Exercise: The material below should be written out in full and exactly; pictures stay out of the copy.

Stored rows:
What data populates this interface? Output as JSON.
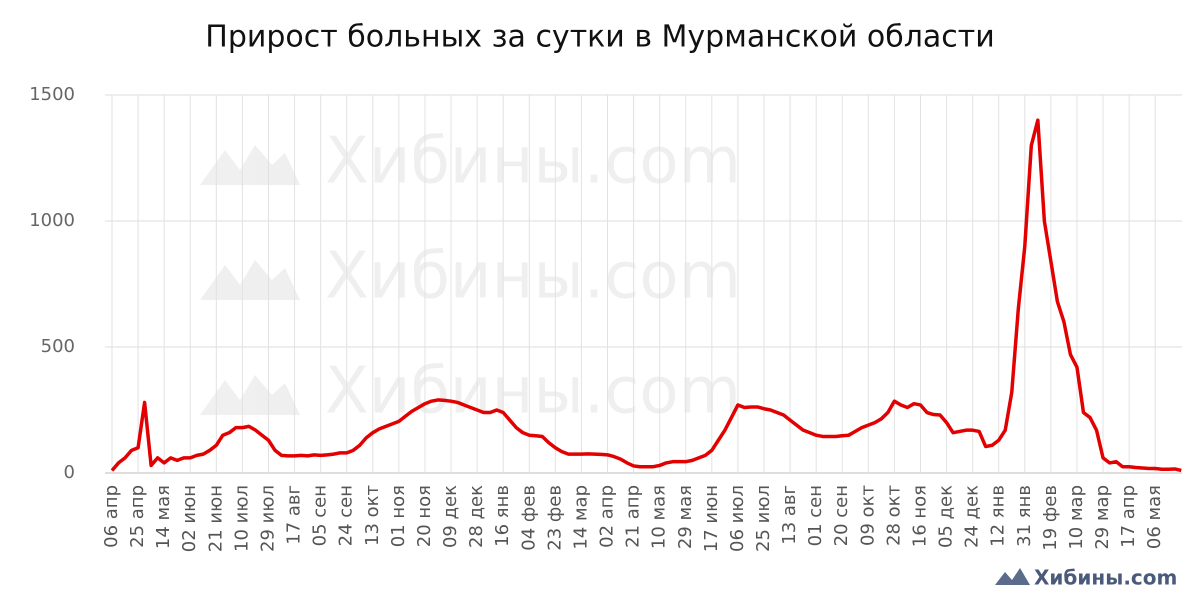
{
  "chart_data": {
    "type": "line",
    "title": "Прирост больных за сутки в Мурманской области",
    "watermark": "Хибины.com",
    "categories": [
      "06 апр",
      null,
      null,
      null,
      "25 апр",
      null,
      null,
      null,
      "14 мая",
      null,
      null,
      null,
      "02 июн",
      null,
      null,
      null,
      "21 июн",
      null,
      null,
      null,
      "10 июл",
      null,
      null,
      null,
      "29 июл",
      null,
      null,
      null,
      "17 авг",
      null,
      null,
      null,
      "05 сен",
      null,
      null,
      null,
      "24 сен",
      null,
      null,
      null,
      "13 окт",
      null,
      null,
      null,
      "01 ноя",
      null,
      null,
      null,
      "20 ноя",
      null,
      null,
      null,
      "09 дек",
      null,
      null,
      null,
      "28 дек",
      null,
      null,
      null,
      "16 янв",
      null,
      null,
      null,
      "04 фев",
      null,
      null,
      null,
      "23 фев",
      null,
      null,
      null,
      "14 мар",
      null,
      null,
      null,
      "02 апр",
      null,
      null,
      null,
      "21 апр",
      null,
      null,
      null,
      "10 мая",
      null,
      null,
      null,
      "29 мая",
      null,
      null,
      null,
      "17 июн",
      null,
      null,
      null,
      "06 июл",
      null,
      null,
      null,
      "25 июл",
      null,
      null,
      null,
      "13 авг",
      null,
      null,
      null,
      "01 сен",
      null,
      null,
      null,
      "20 сен",
      null,
      null,
      null,
      "09 окт",
      null,
      null,
      null,
      "28 окт",
      null,
      null,
      null,
      "16 ноя",
      null,
      null,
      null,
      "05 дек",
      null,
      null,
      null,
      "24 дек",
      null,
      null,
      null,
      "12 янв",
      null,
      null,
      null,
      "31 янв",
      null,
      null,
      null,
      "19 фев",
      null,
      null,
      null,
      "10 мар",
      null,
      null,
      null,
      "29 мар",
      null,
      null,
      null,
      "17 апр",
      null,
      null,
      null,
      "06 мая",
      null,
      null,
      null,
      null
    ],
    "series": [
      {
        "name": "Прирост",
        "color": "#e30000",
        "values": [
          10,
          40,
          60,
          90,
          100,
          280,
          30,
          60,
          40,
          60,
          50,
          60,
          60,
          70,
          75,
          90,
          110,
          150,
          160,
          180,
          180,
          185,
          170,
          150,
          130,
          90,
          70,
          68,
          68,
          70,
          68,
          72,
          70,
          72,
          75,
          80,
          80,
          90,
          110,
          140,
          160,
          175,
          185,
          195,
          205,
          225,
          245,
          260,
          275,
          285,
          290,
          288,
          285,
          280,
          270,
          260,
          250,
          240,
          240,
          250,
          240,
          210,
          180,
          160,
          150,
          148,
          145,
          120,
          100,
          85,
          75,
          75,
          75,
          76,
          75,
          74,
          72,
          65,
          55,
          40,
          28,
          25,
          25,
          25,
          30,
          40,
          45,
          45,
          45,
          50,
          60,
          70,
          90,
          130,
          170,
          220,
          270,
          260,
          262,
          262,
          255,
          250,
          240,
          230,
          210,
          190,
          170,
          160,
          150,
          145,
          145,
          145,
          148,
          150,
          165,
          180,
          190,
          200,
          215,
          240,
          285,
          270,
          260,
          275,
          270,
          240,
          232,
          230,
          200,
          160,
          165,
          170,
          170,
          165,
          105,
          110,
          130,
          170,
          320,
          650,
          900,
          1300,
          1400,
          1000,
          840,
          680,
          600,
          470,
          420,
          240,
          220,
          170,
          60,
          40,
          45,
          25,
          25,
          22,
          20,
          18,
          18,
          15,
          15,
          16,
          10
        ]
      }
    ],
    "ylim": [
      0,
      1500
    ],
    "yticks": [
      0,
      500,
      1000,
      1500
    ],
    "grid": true
  }
}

Exercise response:
What data populates this interface? Output as JSON.
{
  "chart_data": {
    "type": "line",
    "title": "Прирост больных за сутки в Мурманской области",
    "watermark": "Хибины.com",
    "categories": [
      "06 апр",
      null,
      null,
      null,
      "25 апр",
      null,
      null,
      null,
      "14 мая",
      null,
      null,
      null,
      "02 июн",
      null,
      null,
      null,
      "21 июн",
      null,
      null,
      null,
      "10 июл",
      null,
      null,
      null,
      "29 июл",
      null,
      null,
      null,
      "17 авг",
      null,
      null,
      null,
      "05 сен",
      null,
      null,
      null,
      "24 сен",
      null,
      null,
      null,
      "13 окт",
      null,
      null,
      null,
      "01 ноя",
      null,
      null,
      null,
      "20 ноя",
      null,
      null,
      null,
      "09 дек",
      null,
      null,
      null,
      "28 дек",
      null,
      null,
      null,
      "16 янв",
      null,
      null,
      null,
      "04 фев",
      null,
      null,
      null,
      "23 фев",
      null,
      null,
      null,
      "14 мар",
      null,
      null,
      null,
      "02 апр",
      null,
      null,
      null,
      "21 апр",
      null,
      null,
      null,
      "10 мая",
      null,
      null,
      null,
      "29 мая",
      null,
      null,
      null,
      "17 июн",
      null,
      null,
      null,
      "06 июл",
      null,
      null,
      null,
      "25 июл",
      null,
      null,
      null,
      "13 авг",
      null,
      null,
      null,
      "01 сен",
      null,
      null,
      null,
      "20 сен",
      null,
      null,
      null,
      "09 окт",
      null,
      null,
      null,
      "28 окт",
      null,
      null,
      null,
      "16 ноя",
      null,
      null,
      null,
      "05 дек",
      null,
      null,
      null,
      "24 дек",
      null,
      null,
      null,
      "12 янв",
      null,
      null,
      null,
      "31 янв",
      null,
      null,
      null,
      "19 фев",
      null,
      null,
      null,
      "10 мар",
      null,
      null,
      null,
      "29 мар",
      null,
      null,
      null,
      "17 апр",
      null,
      null,
      null,
      "06 мая",
      null,
      null,
      null,
      null
    ],
    "series": [
      {
        "name": "Прирост",
        "color": "#e30000",
        "values": [
          10,
          40,
          60,
          90,
          100,
          280,
          30,
          60,
          40,
          60,
          50,
          60,
          60,
          70,
          75,
          90,
          110,
          150,
          160,
          180,
          180,
          185,
          170,
          150,
          130,
          90,
          70,
          68,
          68,
          70,
          68,
          72,
          70,
          72,
          75,
          80,
          80,
          90,
          110,
          140,
          160,
          175,
          185,
          195,
          205,
          225,
          245,
          260,
          275,
          285,
          290,
          288,
          285,
          280,
          270,
          260,
          250,
          240,
          240,
          250,
          240,
          210,
          180,
          160,
          150,
          148,
          145,
          120,
          100,
          85,
          75,
          75,
          75,
          76,
          75,
          74,
          72,
          65,
          55,
          40,
          28,
          25,
          25,
          25,
          30,
          40,
          45,
          45,
          45,
          50,
          60,
          70,
          90,
          130,
          170,
          220,
          270,
          260,
          262,
          262,
          255,
          250,
          240,
          230,
          210,
          190,
          170,
          160,
          150,
          145,
          145,
          145,
          148,
          150,
          165,
          180,
          190,
          200,
          215,
          240,
          285,
          270,
          260,
          275,
          270,
          240,
          232,
          230,
          200,
          160,
          165,
          170,
          170,
          165,
          105,
          110,
          130,
          170,
          320,
          650,
          900,
          1300,
          1400,
          1000,
          840,
          680,
          600,
          470,
          420,
          240,
          220,
          170,
          60,
          40,
          45,
          25,
          25,
          22,
          20,
          18,
          18,
          15,
          15,
          16,
          10
        ]
      }
    ],
    "ylim": [
      0,
      1500
    ],
    "yticks": [
      0,
      500,
      1000,
      1500
    ],
    "grid": true
  }
}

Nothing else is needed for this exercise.